■ Set exercise ■
Which lines in the records below contain the word "Aloysius"? Copy each one out.
---- Dataset extract
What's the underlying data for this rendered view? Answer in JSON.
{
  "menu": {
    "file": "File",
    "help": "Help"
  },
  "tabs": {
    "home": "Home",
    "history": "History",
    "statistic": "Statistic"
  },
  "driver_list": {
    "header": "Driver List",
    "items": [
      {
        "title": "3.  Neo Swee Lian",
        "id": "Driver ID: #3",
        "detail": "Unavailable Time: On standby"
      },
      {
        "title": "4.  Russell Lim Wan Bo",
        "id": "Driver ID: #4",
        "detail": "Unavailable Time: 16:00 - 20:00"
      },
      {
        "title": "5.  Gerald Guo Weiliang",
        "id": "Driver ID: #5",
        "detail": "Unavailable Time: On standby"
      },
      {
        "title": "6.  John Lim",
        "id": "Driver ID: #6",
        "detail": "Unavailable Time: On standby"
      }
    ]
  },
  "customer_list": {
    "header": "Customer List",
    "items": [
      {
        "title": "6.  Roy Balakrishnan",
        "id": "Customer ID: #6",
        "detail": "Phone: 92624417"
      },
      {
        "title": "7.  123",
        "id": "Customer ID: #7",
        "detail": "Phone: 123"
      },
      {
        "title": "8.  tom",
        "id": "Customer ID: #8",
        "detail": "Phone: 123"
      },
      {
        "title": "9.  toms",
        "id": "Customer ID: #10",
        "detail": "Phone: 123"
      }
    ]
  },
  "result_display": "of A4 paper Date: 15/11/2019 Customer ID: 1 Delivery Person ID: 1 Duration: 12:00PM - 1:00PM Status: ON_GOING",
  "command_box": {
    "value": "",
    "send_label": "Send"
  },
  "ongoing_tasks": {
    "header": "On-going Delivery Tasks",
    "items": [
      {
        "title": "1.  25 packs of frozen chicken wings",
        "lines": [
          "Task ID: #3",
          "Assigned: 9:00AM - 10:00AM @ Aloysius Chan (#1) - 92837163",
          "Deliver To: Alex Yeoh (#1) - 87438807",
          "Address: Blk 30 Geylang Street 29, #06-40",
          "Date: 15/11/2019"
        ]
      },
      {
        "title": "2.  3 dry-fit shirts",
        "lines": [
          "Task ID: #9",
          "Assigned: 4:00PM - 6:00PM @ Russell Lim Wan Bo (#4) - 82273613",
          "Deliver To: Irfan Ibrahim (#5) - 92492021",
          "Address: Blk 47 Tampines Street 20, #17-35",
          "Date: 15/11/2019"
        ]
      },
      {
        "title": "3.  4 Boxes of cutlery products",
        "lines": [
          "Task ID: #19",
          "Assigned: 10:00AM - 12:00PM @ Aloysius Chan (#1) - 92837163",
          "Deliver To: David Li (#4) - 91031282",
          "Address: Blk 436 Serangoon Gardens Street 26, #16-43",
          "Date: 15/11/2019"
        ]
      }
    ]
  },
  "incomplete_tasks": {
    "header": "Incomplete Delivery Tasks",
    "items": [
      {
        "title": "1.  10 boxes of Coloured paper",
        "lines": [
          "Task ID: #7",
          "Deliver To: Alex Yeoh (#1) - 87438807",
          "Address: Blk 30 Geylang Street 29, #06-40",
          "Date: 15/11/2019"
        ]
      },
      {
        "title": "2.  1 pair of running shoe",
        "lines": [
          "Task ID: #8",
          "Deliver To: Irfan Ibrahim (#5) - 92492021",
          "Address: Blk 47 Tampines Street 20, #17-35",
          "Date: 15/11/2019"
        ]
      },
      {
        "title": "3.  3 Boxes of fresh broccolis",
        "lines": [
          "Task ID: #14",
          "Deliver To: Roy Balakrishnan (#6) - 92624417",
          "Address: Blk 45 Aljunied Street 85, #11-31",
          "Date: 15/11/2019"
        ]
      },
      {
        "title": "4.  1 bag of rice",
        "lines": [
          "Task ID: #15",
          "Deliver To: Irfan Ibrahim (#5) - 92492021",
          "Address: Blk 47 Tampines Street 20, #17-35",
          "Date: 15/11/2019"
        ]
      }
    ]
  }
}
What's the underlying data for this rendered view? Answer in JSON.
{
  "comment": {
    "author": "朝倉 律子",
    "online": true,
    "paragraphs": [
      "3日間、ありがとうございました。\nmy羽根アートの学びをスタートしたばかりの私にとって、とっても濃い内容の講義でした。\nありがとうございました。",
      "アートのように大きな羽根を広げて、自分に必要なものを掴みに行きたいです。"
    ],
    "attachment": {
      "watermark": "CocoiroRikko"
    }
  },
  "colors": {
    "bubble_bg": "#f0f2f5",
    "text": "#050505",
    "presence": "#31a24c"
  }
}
--------
■ Answer to this exercise ■
          "Assigned: 9:00AM - 10:00AM @ Aloysius Chan (#1) - 92837163",
          "Assigned: 10:00AM - 12:00PM @ Aloysius Chan (#1) - 92837163",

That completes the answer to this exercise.